JOB: Swap every occurrence of "tick-label" for "axis-label" in the items below, and reproduce them with nothing else altered. Leave the pictures out of your answer.

DATA IN THIS EXERCISE:

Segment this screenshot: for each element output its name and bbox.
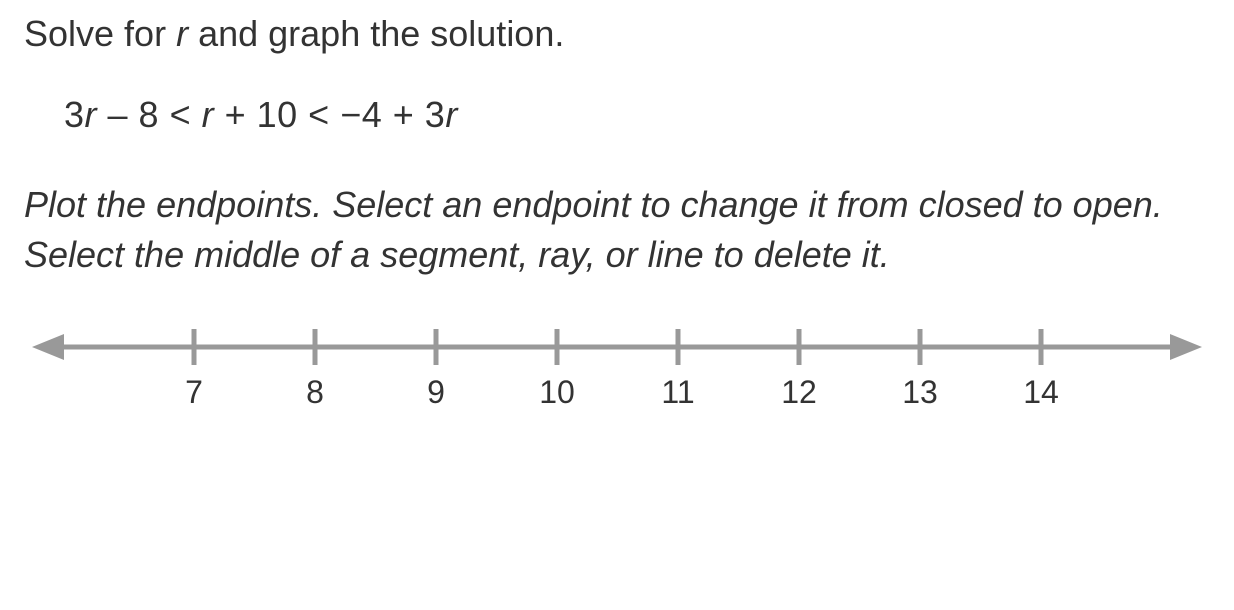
prompt-text: Solve for r and graph the solution.: [24, 10, 1210, 59]
prompt-prefix: Solve for: [24, 13, 176, 54]
tick-label: 12: [781, 374, 817, 410]
numberline[interactable]: 7 8 9 10 11 12 13 14: [24, 317, 1210, 427]
expr-part-1: 3: [64, 94, 85, 135]
tick-label: 9: [427, 374, 445, 410]
expr-part-3: + 10 < −4 + 3: [214, 94, 445, 135]
prompt-suffix: and graph the solution.: [188, 13, 564, 54]
numberline-svg[interactable]: 7 8 9 10 11 12 13 14: [24, 317, 1210, 427]
tick-label: 7: [185, 374, 203, 410]
expr-var-2: r: [202, 94, 215, 135]
prompt-variable: r: [176, 13, 188, 54]
tick-label: 14: [1023, 374, 1059, 410]
expr-part-2: – 8 <: [97, 94, 202, 135]
arrow-right-icon: [1170, 334, 1202, 360]
arrow-left-icon: [32, 334, 64, 360]
tick-label: 11: [661, 374, 694, 410]
exercise-page: Solve for r and graph the solution. 3r –…: [0, 0, 1234, 610]
tick-label: 8: [306, 374, 324, 410]
instructions-text: Plot the endpoints. Select an endpoint t…: [24, 180, 1210, 281]
inequality-expression: 3r – 8 < r + 10 < −4 + 3r: [64, 93, 1210, 136]
tick-label: 10: [539, 374, 575, 410]
expr-var-1: r: [85, 94, 98, 135]
expr-var-3: r: [445, 94, 458, 135]
tick-label: 13: [902, 374, 938, 410]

TASK OUTPUT:
Segment this screenshot: for each element output its name and bbox.
prompt-text: Solve for r and graph the solution.: [24, 10, 1210, 59]
prompt-prefix: Solve for: [24, 13, 176, 54]
axis-label: 12: [781, 374, 817, 410]
numberline[interactable]: 7 8 9 10 11 12 13 14: [24, 317, 1210, 427]
expr-part-1: 3: [64, 94, 85, 135]
axis-label: 9: [427, 374, 445, 410]
expr-part-3: + 10 < −4 + 3: [214, 94, 445, 135]
prompt-suffix: and graph the solution.: [188, 13, 564, 54]
numberline-svg[interactable]: 7 8 9 10 11 12 13 14: [24, 317, 1210, 427]
axis-label: 7: [185, 374, 203, 410]
expr-var-2: r: [202, 94, 215, 135]
prompt-variable: r: [176, 13, 188, 54]
axis-label: 14: [1023, 374, 1059, 410]
expr-part-2: – 8 <: [97, 94, 202, 135]
arrow-right-icon: [1170, 334, 1202, 360]
arrow-left-icon: [32, 334, 64, 360]
axis-label: 11: [661, 374, 694, 410]
exercise-page: Solve for r and graph the solution. 3r –…: [0, 0, 1234, 610]
axis-label: 8: [306, 374, 324, 410]
instructions-text: Plot the endpoints. Select an endpoint t…: [24, 180, 1210, 281]
inequality-expression: 3r – 8 < r + 10 < −4 + 3r: [64, 93, 1210, 136]
axis-label: 10: [539, 374, 575, 410]
expr-var-1: r: [85, 94, 98, 135]
expr-var-3: r: [445, 94, 458, 135]
axis-label: 13: [902, 374, 938, 410]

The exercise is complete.